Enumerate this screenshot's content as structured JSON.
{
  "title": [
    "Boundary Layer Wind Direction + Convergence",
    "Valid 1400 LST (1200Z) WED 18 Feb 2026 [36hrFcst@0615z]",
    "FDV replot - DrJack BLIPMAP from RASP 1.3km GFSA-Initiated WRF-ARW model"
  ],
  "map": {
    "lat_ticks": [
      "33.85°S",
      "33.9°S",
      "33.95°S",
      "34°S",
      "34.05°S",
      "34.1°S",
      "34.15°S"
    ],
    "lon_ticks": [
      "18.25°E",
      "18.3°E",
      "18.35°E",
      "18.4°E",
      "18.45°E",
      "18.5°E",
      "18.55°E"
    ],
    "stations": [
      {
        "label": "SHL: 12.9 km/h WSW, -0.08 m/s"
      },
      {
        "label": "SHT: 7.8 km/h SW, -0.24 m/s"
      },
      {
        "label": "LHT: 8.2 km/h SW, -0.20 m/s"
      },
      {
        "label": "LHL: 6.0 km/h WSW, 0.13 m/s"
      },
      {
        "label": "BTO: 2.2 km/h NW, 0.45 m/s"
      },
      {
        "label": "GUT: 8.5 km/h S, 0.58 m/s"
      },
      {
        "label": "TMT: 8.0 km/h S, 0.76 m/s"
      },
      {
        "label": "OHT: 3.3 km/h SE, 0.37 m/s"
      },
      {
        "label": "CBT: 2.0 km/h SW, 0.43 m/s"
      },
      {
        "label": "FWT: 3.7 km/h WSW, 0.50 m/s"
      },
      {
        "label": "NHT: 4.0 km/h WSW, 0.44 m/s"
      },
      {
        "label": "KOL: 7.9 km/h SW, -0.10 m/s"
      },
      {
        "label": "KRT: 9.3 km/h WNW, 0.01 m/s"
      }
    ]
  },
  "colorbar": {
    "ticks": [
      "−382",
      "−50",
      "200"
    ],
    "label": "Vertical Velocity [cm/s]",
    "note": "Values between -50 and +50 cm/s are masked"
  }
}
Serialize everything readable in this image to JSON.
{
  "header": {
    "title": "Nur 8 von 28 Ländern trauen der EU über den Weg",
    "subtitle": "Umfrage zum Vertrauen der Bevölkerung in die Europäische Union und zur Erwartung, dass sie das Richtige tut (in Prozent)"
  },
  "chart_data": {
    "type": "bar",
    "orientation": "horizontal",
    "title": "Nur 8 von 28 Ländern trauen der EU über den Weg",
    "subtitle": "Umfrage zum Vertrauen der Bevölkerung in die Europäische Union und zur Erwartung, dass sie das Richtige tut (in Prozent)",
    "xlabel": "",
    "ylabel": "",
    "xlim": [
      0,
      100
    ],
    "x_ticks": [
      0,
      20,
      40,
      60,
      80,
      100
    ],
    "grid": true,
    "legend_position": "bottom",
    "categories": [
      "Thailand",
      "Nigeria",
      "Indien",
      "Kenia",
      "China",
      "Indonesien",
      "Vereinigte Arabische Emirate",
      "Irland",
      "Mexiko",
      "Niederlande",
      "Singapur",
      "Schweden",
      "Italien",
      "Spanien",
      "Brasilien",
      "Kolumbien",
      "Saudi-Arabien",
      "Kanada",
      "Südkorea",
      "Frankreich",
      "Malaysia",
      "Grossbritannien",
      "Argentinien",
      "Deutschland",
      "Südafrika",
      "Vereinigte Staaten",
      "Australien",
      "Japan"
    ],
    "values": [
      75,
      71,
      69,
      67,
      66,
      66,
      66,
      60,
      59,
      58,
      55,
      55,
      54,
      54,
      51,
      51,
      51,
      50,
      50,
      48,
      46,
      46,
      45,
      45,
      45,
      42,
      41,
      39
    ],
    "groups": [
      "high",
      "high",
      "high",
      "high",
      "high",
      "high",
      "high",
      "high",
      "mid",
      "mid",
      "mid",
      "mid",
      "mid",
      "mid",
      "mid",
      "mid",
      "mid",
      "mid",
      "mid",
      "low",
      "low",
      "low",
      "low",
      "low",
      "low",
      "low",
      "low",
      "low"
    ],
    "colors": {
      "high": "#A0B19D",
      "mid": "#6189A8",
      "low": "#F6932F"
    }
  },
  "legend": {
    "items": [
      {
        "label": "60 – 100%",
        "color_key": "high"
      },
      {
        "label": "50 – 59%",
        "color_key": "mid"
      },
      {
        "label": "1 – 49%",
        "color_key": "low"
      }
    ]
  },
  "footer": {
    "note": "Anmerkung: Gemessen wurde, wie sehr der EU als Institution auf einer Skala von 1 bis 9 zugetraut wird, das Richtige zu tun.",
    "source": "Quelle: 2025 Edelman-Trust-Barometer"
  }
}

● Problem description: Extract the full listing above without altering anything.

● Reply:
Enumerate this screenshot's content as structured JSON.
{
  "title": [
    "Boundary Layer Wind Direction + Convergence",
    "Valid 1400 LST (1200Z) WED 18 Feb 2026 [36hrFcst@0615z]",
    "FDV replot - DrJack BLIPMAP from RASP 1.3km GFSA-Initiated WRF-ARW model"
  ],
  "map": {
    "lat_ticks": [
      "33.85°S",
      "33.9°S",
      "33.95°S",
      "34°S",
      "34.05°S",
      "34.1°S",
      "34.15°S"
    ],
    "lon_ticks": [
      "18.25°E",
      "18.3°E",
      "18.35°E",
      "18.4°E",
      "18.45°E",
      "18.5°E",
      "18.55°E"
    ],
    "stations": [
      {
        "label": "SHL: 12.9 km/h WSW, -0.08 m/s"
      },
      {
        "label": "SHT: 7.8 km/h SW, -0.24 m/s"
      },
      {
        "label": "LHT: 8.2 km/h SW, -0.20 m/s"
      },
      {
        "label": "LHL: 6.0 km/h WSW, 0.13 m/s"
      },
      {
        "label": "BTO: 2.2 km/h NW, 0.45 m/s"
      },
      {
        "label": "GUT: 8.5 km/h S, 0.58 m/s"
      },
      {
        "label": "TMT: 8.0 km/h S, 0.76 m/s"
      },
      {
        "label": "OHT: 3.3 km/h SE, 0.37 m/s"
      },
      {
        "label": "CBT: 2.0 km/h SW, 0.43 m/s"
      },
      {
        "label": "FWT: 3.7 km/h WSW, 0.50 m/s"
      },
      {
        "label": "NHT: 4.0 km/h WSW, 0.44 m/s"
      },
      {
        "label": "KOL: 7.9 km/h SW, -0.10 m/s"
      },
      {
        "label": "KRT: 9.3 km/h WNW, 0.01 m/s"
      }
    ]
  },
  "colorbar": {
    "ticks": [
      "−382",
      "−50",
      "200"
    ],
    "label": "Vertical Velocity [cm/s]",
    "note": "Values between -50 and +50 cm/s are masked"
  }
}
Serialize everything readable in this image to JSON.
{
  "header": {
    "title": "Nur 8 von 28 Ländern trauen der EU über den Weg",
    "subtitle": "Umfrage zum Vertrauen der Bevölkerung in die Europäische Union und zur Erwartung, dass sie das Richtige tut (in Prozent)"
  },
  "chart_data": {
    "type": "bar",
    "orientation": "horizontal",
    "title": "Nur 8 von 28 Ländern trauen der EU über den Weg",
    "subtitle": "Umfrage zum Vertrauen der Bevölkerung in die Europäische Union und zur Erwartung, dass sie das Richtige tut (in Prozent)",
    "xlabel": "",
    "ylabel": "",
    "xlim": [
      0,
      100
    ],
    "x_ticks": [
      0,
      20,
      40,
      60,
      80,
      100
    ],
    "grid": true,
    "legend_position": "bottom",
    "categories": [
      "Thailand",
      "Nigeria",
      "Indien",
      "Kenia",
      "China",
      "Indonesien",
      "Vereinigte Arabische Emirate",
      "Irland",
      "Mexiko",
      "Niederlande",
      "Singapur",
      "Schweden",
      "Italien",
      "Spanien",
      "Brasilien",
      "Kolumbien",
      "Saudi-Arabien",
      "Kanada",
      "Südkorea",
      "Frankreich",
      "Malaysia",
      "Grossbritannien",
      "Argentinien",
      "Deutschland",
      "Südafrika",
      "Vereinigte Staaten",
      "Australien",
      "Japan"
    ],
    "values": [
      75,
      71,
      69,
      67,
      66,
      66,
      66,
      60,
      59,
      58,
      55,
      55,
      54,
      54,
      51,
      51,
      51,
      50,
      50,
      48,
      46,
      46,
      45,
      45,
      45,
      42,
      41,
      39
    ],
    "groups": [
      "high",
      "high",
      "high",
      "high",
      "high",
      "high",
      "high",
      "high",
      "mid",
      "mid",
      "mid",
      "mid",
      "mid",
      "mid",
      "mid",
      "mid",
      "mid",
      "mid",
      "mid",
      "low",
      "low",
      "low",
      "low",
      "low",
      "low",
      "low",
      "low",
      "low"
    ],
    "colors": {
      "high": "#A0B19D",
      "mid": "#6189A8",
      "low": "#F6932F"
    }
  },
  "legend": {
    "items": [
      {
        "label": "60 – 100%",
        "color_key": "high"
      },
      {
        "label": "50 – 59%",
        "color_key": "mid"
      },
      {
        "label": "1 – 49%",
        "color_key": "low"
      }
    ]
  },
  "footer": {
    "note": "Anmerkung: Gemessen wurde, wie sehr der EU als Institution auf einer Skala von 1 bis 9 zugetraut wird, das Richtige zu tun.",
    "source": "Quelle: 2025 Edelman-Trust-Barometer"
  }
}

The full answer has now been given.